(Lines of data)
★ ★ ★ ★ ★

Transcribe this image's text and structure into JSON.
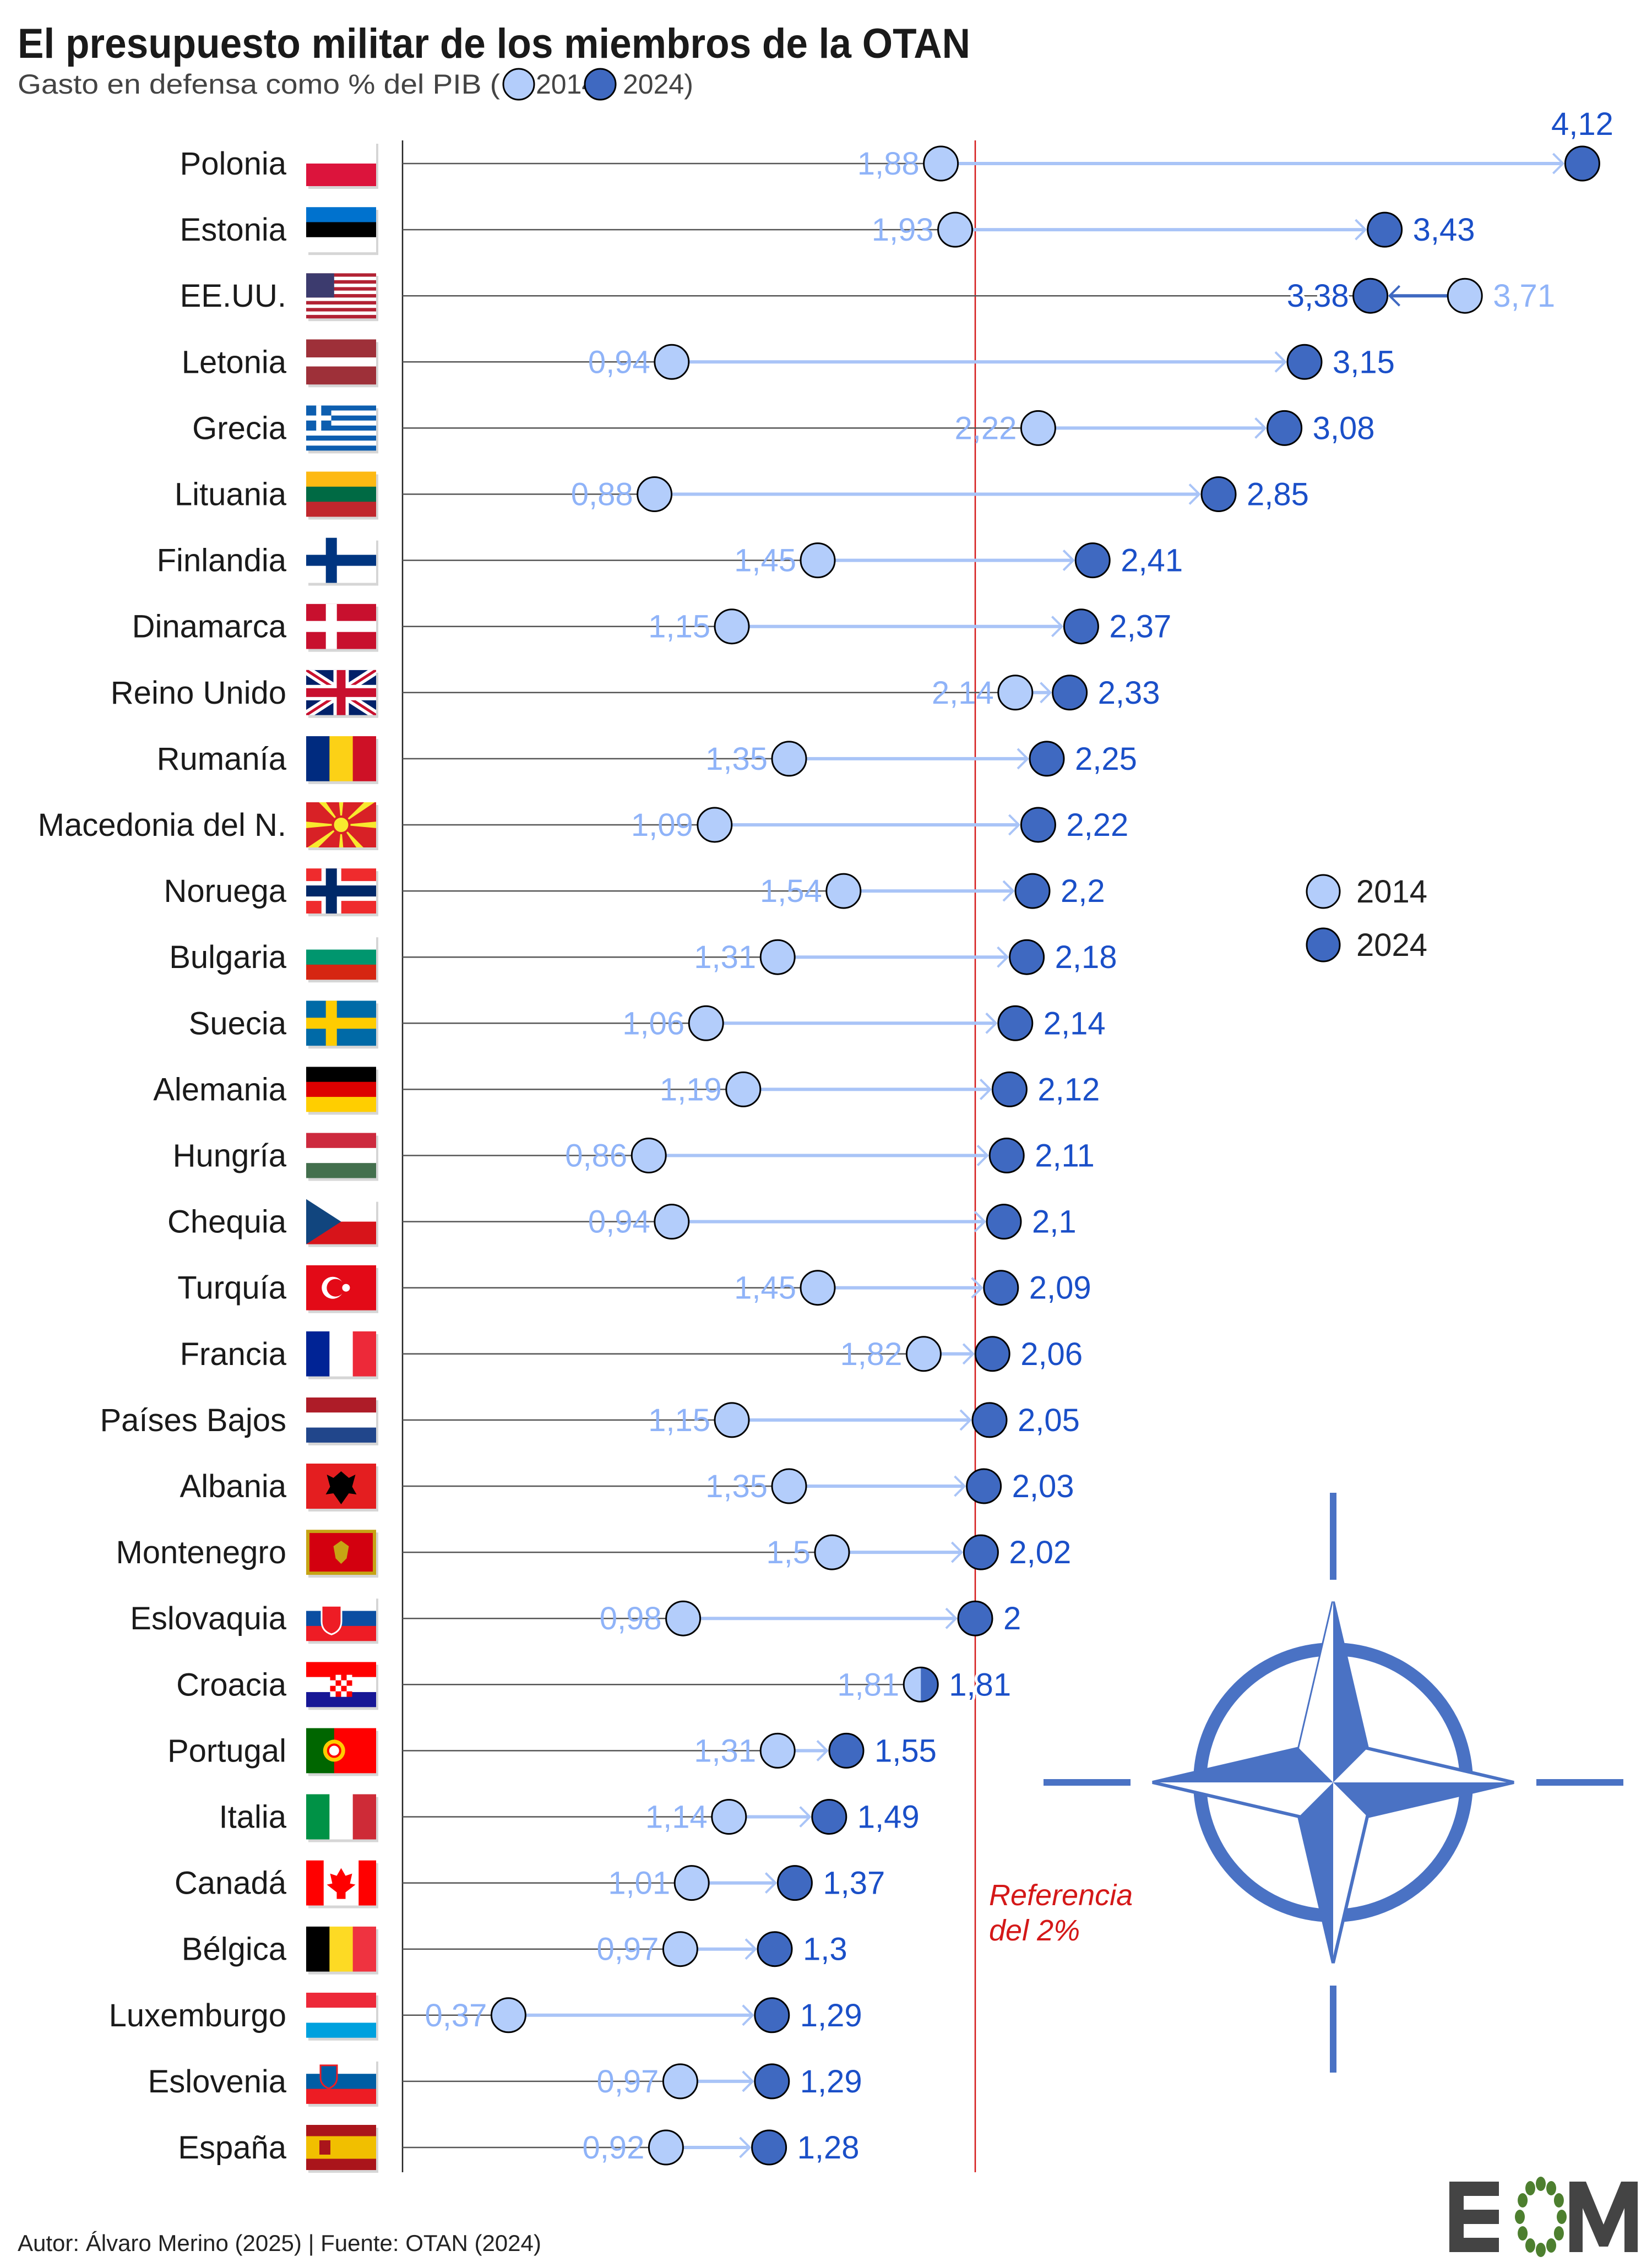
{
  "title": "El presupuesto militar de los miembros de la OTAN",
  "subtitle": {
    "prefix": "Gasto en defensa como % del PIB (",
    "year_a": "2014",
    "year_b": "2024)"
  },
  "legend": {
    "a": "2014",
    "b": "2024"
  },
  "reference_label": [
    "Referencia",
    "del 2%"
  ],
  "footer": "Autor: Álvaro Merino (2025) | Fuente: OTAN (2024)",
  "logo_text": "EOM",
  "colors": {
    "y2014": "#b3cdfb",
    "y2024": "#3f69c1",
    "label2014": "#8fb3f8",
    "label2024": "#1a4fc8",
    "reference": "#d41818",
    "nato": "#4a72c4"
  },
  "chart_data": {
    "type": "dumbbell",
    "title": "El presupuesto militar de los miembros de la OTAN",
    "subtitle": "Gasto en defensa como % del PIB",
    "series": [
      {
        "name": "2014"
      },
      {
        "name": "2024"
      }
    ],
    "reference_line": {
      "value": 2,
      "label": "Referencia del 2%"
    },
    "xlim": [
      0,
      4.2
    ],
    "rows": [
      {
        "country": "Polonia",
        "flag": "pl",
        "v2014": 1.88,
        "v2024": 4.12,
        "l2014": "1,88",
        "l2024": "4,12"
      },
      {
        "country": "Estonia",
        "flag": "ee",
        "v2014": 1.93,
        "v2024": 3.43,
        "l2014": "1,93",
        "l2024": "3,43"
      },
      {
        "country": "EE.UU.",
        "flag": "us",
        "v2014": 3.71,
        "v2024": 3.38,
        "l2014": "3,71",
        "l2024": "3,38"
      },
      {
        "country": "Letonia",
        "flag": "lv",
        "v2014": 0.94,
        "v2024": 3.15,
        "l2014": "0,94",
        "l2024": "3,15"
      },
      {
        "country": "Grecia",
        "flag": "gr",
        "v2014": 2.22,
        "v2024": 3.08,
        "l2014": "2,22",
        "l2024": "3,08"
      },
      {
        "country": "Lituania",
        "flag": "lt",
        "v2014": 0.88,
        "v2024": 2.85,
        "l2014": "0,88",
        "l2024": "2,85"
      },
      {
        "country": "Finlandia",
        "flag": "fi",
        "v2014": 1.45,
        "v2024": 2.41,
        "l2014": "1,45",
        "l2024": "2,41"
      },
      {
        "country": "Dinamarca",
        "flag": "dk",
        "v2014": 1.15,
        "v2024": 2.37,
        "l2014": "1,15",
        "l2024": "2,37"
      },
      {
        "country": "Reino Unido",
        "flag": "gb",
        "v2014": 2.14,
        "v2024": 2.33,
        "l2014": "2,14",
        "l2024": "2,33"
      },
      {
        "country": "Rumanía",
        "flag": "ro",
        "v2014": 1.35,
        "v2024": 2.25,
        "l2014": "1,35",
        "l2024": "2,25"
      },
      {
        "country": "Macedonia del N.",
        "flag": "mk",
        "v2014": 1.09,
        "v2024": 2.22,
        "l2014": "1,09",
        "l2024": "2,22"
      },
      {
        "country": "Noruega",
        "flag": "no",
        "v2014": 1.54,
        "v2024": 2.2,
        "l2014": "1,54",
        "l2024": "2,2"
      },
      {
        "country": "Bulgaria",
        "flag": "bg",
        "v2014": 1.31,
        "v2024": 2.18,
        "l2014": "1,31",
        "l2024": "2,18"
      },
      {
        "country": "Suecia",
        "flag": "se",
        "v2014": 1.06,
        "v2024": 2.14,
        "l2014": "1,06",
        "l2024": "2,14"
      },
      {
        "country": "Alemania",
        "flag": "de",
        "v2014": 1.19,
        "v2024": 2.12,
        "l2014": "1,19",
        "l2024": "2,12"
      },
      {
        "country": "Hungría",
        "flag": "hu",
        "v2014": 0.86,
        "v2024": 2.11,
        "l2014": "0,86",
        "l2024": "2,11"
      },
      {
        "country": "Chequia",
        "flag": "cz",
        "v2014": 0.94,
        "v2024": 2.1,
        "l2014": "0,94",
        "l2024": "2,1"
      },
      {
        "country": "Turquía",
        "flag": "tr",
        "v2014": 1.45,
        "v2024": 2.09,
        "l2014": "1,45",
        "l2024": "2,09"
      },
      {
        "country": "Francia",
        "flag": "fr",
        "v2014": 1.82,
        "v2024": 2.06,
        "l2014": "1,82",
        "l2024": "2,06"
      },
      {
        "country": "Países Bajos",
        "flag": "nl",
        "v2014": 1.15,
        "v2024": 2.05,
        "l2014": "1,15",
        "l2024": "2,05"
      },
      {
        "country": "Albania",
        "flag": "al",
        "v2014": 1.35,
        "v2024": 2.03,
        "l2014": "1,35",
        "l2024": "2,03"
      },
      {
        "country": "Montenegro",
        "flag": "me",
        "v2014": 1.5,
        "v2024": 2.02,
        "l2014": "1,5",
        "l2024": "2,02"
      },
      {
        "country": "Eslovaquia",
        "flag": "sk",
        "v2014": 0.98,
        "v2024": 2,
        "l2014": "0,98",
        "l2024": "2"
      },
      {
        "country": "Croacia",
        "flag": "hr",
        "v2014": 1.81,
        "v2024": 1.81,
        "l2014": "1,81",
        "l2024": "1,81"
      },
      {
        "country": "Portugal",
        "flag": "pt",
        "v2014": 1.31,
        "v2024": 1.55,
        "l2014": "1,31",
        "l2024": "1,55"
      },
      {
        "country": "Italia",
        "flag": "it",
        "v2014": 1.14,
        "v2024": 1.49,
        "l2014": "1,14",
        "l2024": "1,49"
      },
      {
        "country": "Canadá",
        "flag": "ca",
        "v2014": 1.01,
        "v2024": 1.37,
        "l2014": "1,01",
        "l2024": "1,37"
      },
      {
        "country": "Bélgica",
        "flag": "be",
        "v2014": 0.97,
        "v2024": 1.3,
        "l2014": "0,97",
        "l2024": "1,3"
      },
      {
        "country": "Luxemburgo",
        "flag": "lu",
        "v2014": 0.37,
        "v2024": 1.29,
        "l2014": "0,37",
        "l2024": "1,29"
      },
      {
        "country": "Eslovenia",
        "flag": "si",
        "v2014": 0.97,
        "v2024": 1.29,
        "l2014": "0,97",
        "l2024": "1,29"
      },
      {
        "country": "España",
        "flag": "es",
        "v2014": 0.92,
        "v2024": 1.28,
        "l2014": "0,92",
        "l2024": "1,28"
      }
    ]
  }
}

★ ★ ★ ★ ★

- [Your objective] Set the pictures aside and transcribe the data above exactly.

- [Task solution]
Transcribe this image's text and structure into JSON.
{
  "title": "El presupuesto militar de los miembros de la OTAN",
  "subtitle": {
    "prefix": "Gasto en defensa como % del PIB (",
    "year_a": "2014",
    "year_b": "2024)"
  },
  "legend": {
    "a": "2014",
    "b": "2024"
  },
  "reference_label": [
    "Referencia",
    "del 2%"
  ],
  "footer": "Autor: Álvaro Merino (2025) | Fuente: OTAN (2024)",
  "logo_text": "EOM",
  "colors": {
    "y2014": "#b3cdfb",
    "y2024": "#3f69c1",
    "label2014": "#8fb3f8",
    "label2024": "#1a4fc8",
    "reference": "#d41818",
    "nato": "#4a72c4"
  },
  "chart_data": {
    "type": "dumbbell",
    "title": "El presupuesto militar de los miembros de la OTAN",
    "subtitle": "Gasto en defensa como % del PIB",
    "series": [
      {
        "name": "2014"
      },
      {
        "name": "2024"
      }
    ],
    "reference_line": {
      "value": 2,
      "label": "Referencia del 2%"
    },
    "xlim": [
      0,
      4.2
    ],
    "rows": [
      {
        "country": "Polonia",
        "flag": "pl",
        "v2014": 1.88,
        "v2024": 4.12,
        "l2014": "1,88",
        "l2024": "4,12"
      },
      {
        "country": "Estonia",
        "flag": "ee",
        "v2014": 1.93,
        "v2024": 3.43,
        "l2014": "1,93",
        "l2024": "3,43"
      },
      {
        "country": "EE.UU.",
        "flag": "us",
        "v2014": 3.71,
        "v2024": 3.38,
        "l2014": "3,71",
        "l2024": "3,38"
      },
      {
        "country": "Letonia",
        "flag": "lv",
        "v2014": 0.94,
        "v2024": 3.15,
        "l2014": "0,94",
        "l2024": "3,15"
      },
      {
        "country": "Grecia",
        "flag": "gr",
        "v2014": 2.22,
        "v2024": 3.08,
        "l2014": "2,22",
        "l2024": "3,08"
      },
      {
        "country": "Lituania",
        "flag": "lt",
        "v2014": 0.88,
        "v2024": 2.85,
        "l2014": "0,88",
        "l2024": "2,85"
      },
      {
        "country": "Finlandia",
        "flag": "fi",
        "v2014": 1.45,
        "v2024": 2.41,
        "l2014": "1,45",
        "l2024": "2,41"
      },
      {
        "country": "Dinamarca",
        "flag": "dk",
        "v2014": 1.15,
        "v2024": 2.37,
        "l2014": "1,15",
        "l2024": "2,37"
      },
      {
        "country": "Reino Unido",
        "flag": "gb",
        "v2014": 2.14,
        "v2024": 2.33,
        "l2014": "2,14",
        "l2024": "2,33"
      },
      {
        "country": "Rumanía",
        "flag": "ro",
        "v2014": 1.35,
        "v2024": 2.25,
        "l2014": "1,35",
        "l2024": "2,25"
      },
      {
        "country": "Macedonia del N.",
        "flag": "mk",
        "v2014": 1.09,
        "v2024": 2.22,
        "l2014": "1,09",
        "l2024": "2,22"
      },
      {
        "country": "Noruega",
        "flag": "no",
        "v2014": 1.54,
        "v2024": 2.2,
        "l2014": "1,54",
        "l2024": "2,2"
      },
      {
        "country": "Bulgaria",
        "flag": "bg",
        "v2014": 1.31,
        "v2024": 2.18,
        "l2014": "1,31",
        "l2024": "2,18"
      },
      {
        "country": "Suecia",
        "flag": "se",
        "v2014": 1.06,
        "v2024": 2.14,
        "l2014": "1,06",
        "l2024": "2,14"
      },
      {
        "country": "Alemania",
        "flag": "de",
        "v2014": 1.19,
        "v2024": 2.12,
        "l2014": "1,19",
        "l2024": "2,12"
      },
      {
        "country": "Hungría",
        "flag": "hu",
        "v2014": 0.86,
        "v2024": 2.11,
        "l2014": "0,86",
        "l2024": "2,11"
      },
      {
        "country": "Chequia",
        "flag": "cz",
        "v2014": 0.94,
        "v2024": 2.1,
        "l2014": "0,94",
        "l2024": "2,1"
      },
      {
        "country": "Turquía",
        "flag": "tr",
        "v2014": 1.45,
        "v2024": 2.09,
        "l2014": "1,45",
        "l2024": "2,09"
      },
      {
        "country": "Francia",
        "flag": "fr",
        "v2014": 1.82,
        "v2024": 2.06,
        "l2014": "1,82",
        "l2024": "2,06"
      },
      {
        "country": "Países Bajos",
        "flag": "nl",
        "v2014": 1.15,
        "v2024": 2.05,
        "l2014": "1,15",
        "l2024": "2,05"
      },
      {
        "country": "Albania",
        "flag": "al",
        "v2014": 1.35,
        "v2024": 2.03,
        "l2014": "1,35",
        "l2024": "2,03"
      },
      {
        "country": "Montenegro",
        "flag": "me",
        "v2014": 1.5,
        "v2024": 2.02,
        "l2014": "1,5",
        "l2024": "2,02"
      },
      {
        "country": "Eslovaquia",
        "flag": "sk",
        "v2014": 0.98,
        "v2024": 2,
        "l2014": "0,98",
        "l2024": "2"
      },
      {
        "country": "Croacia",
        "flag": "hr",
        "v2014": 1.81,
        "v2024": 1.81,
        "l2014": "1,81",
        "l2024": "1,81"
      },
      {
        "country": "Portugal",
        "flag": "pt",
        "v2014": 1.31,
        "v2024": 1.55,
        "l2014": "1,31",
        "l2024": "1,55"
      },
      {
        "country": "Italia",
        "flag": "it",
        "v2014": 1.14,
        "v2024": 1.49,
        "l2014": "1,14",
        "l2024": "1,49"
      },
      {
        "country": "Canadá",
        "flag": "ca",
        "v2014": 1.01,
        "v2024": 1.37,
        "l2014": "1,01",
        "l2024": "1,37"
      },
      {
        "country": "Bélgica",
        "flag": "be",
        "v2014": 0.97,
        "v2024": 1.3,
        "l2014": "0,97",
        "l2024": "1,3"
      },
      {
        "country": "Luxemburgo",
        "flag": "lu",
        "v2014": 0.37,
        "v2024": 1.29,
        "l2014": "0,37",
        "l2024": "1,29"
      },
      {
        "country": "Eslovenia",
        "flag": "si",
        "v2014": 0.97,
        "v2024": 1.29,
        "l2014": "0,97",
        "l2024": "1,29"
      },
      {
        "country": "España",
        "flag": "es",
        "v2014": 0.92,
        "v2024": 1.28,
        "l2014": "0,92",
        "l2024": "1,28"
      }
    ]
  }
}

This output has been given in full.